### TASK REQUIREMENTS
Search the listing below for the word "才有坚持不懈" and copy each line that holds it.

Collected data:
******************************

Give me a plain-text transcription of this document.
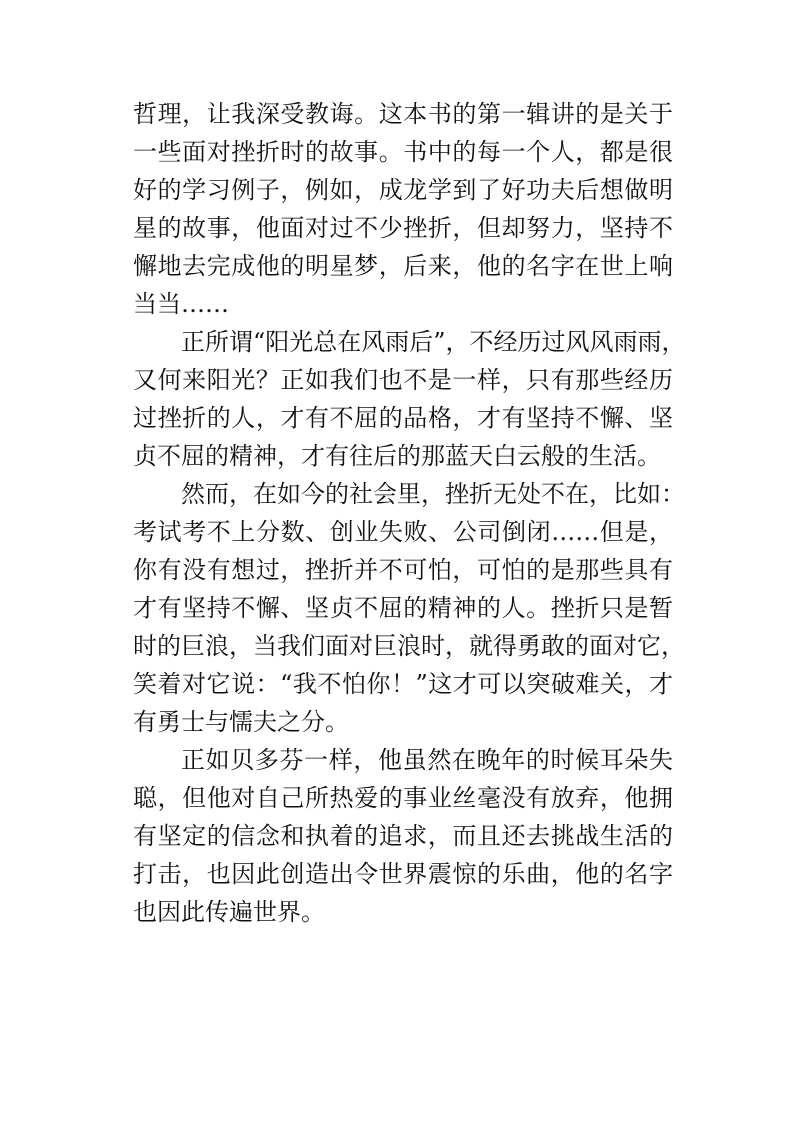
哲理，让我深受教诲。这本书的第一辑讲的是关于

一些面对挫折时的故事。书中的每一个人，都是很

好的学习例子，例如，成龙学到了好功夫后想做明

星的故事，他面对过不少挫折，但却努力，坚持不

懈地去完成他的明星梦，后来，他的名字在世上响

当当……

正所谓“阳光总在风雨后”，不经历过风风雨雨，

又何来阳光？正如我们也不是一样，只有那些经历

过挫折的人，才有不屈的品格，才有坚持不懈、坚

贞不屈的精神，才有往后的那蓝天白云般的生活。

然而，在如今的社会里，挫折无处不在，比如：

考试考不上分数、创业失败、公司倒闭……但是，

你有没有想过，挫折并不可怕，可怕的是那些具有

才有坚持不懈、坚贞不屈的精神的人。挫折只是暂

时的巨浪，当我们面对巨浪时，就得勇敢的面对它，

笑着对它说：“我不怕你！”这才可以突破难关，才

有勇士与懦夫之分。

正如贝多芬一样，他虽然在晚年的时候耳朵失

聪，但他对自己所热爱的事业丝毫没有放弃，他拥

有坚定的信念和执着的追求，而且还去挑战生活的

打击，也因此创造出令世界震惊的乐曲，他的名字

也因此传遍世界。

******************************

### TASK OUTPUT
过挫折的人，才有不屈的品格，才有坚持不懈、坚
才有坚持不懈、坚贞不屈的精神的人。挫折只是暂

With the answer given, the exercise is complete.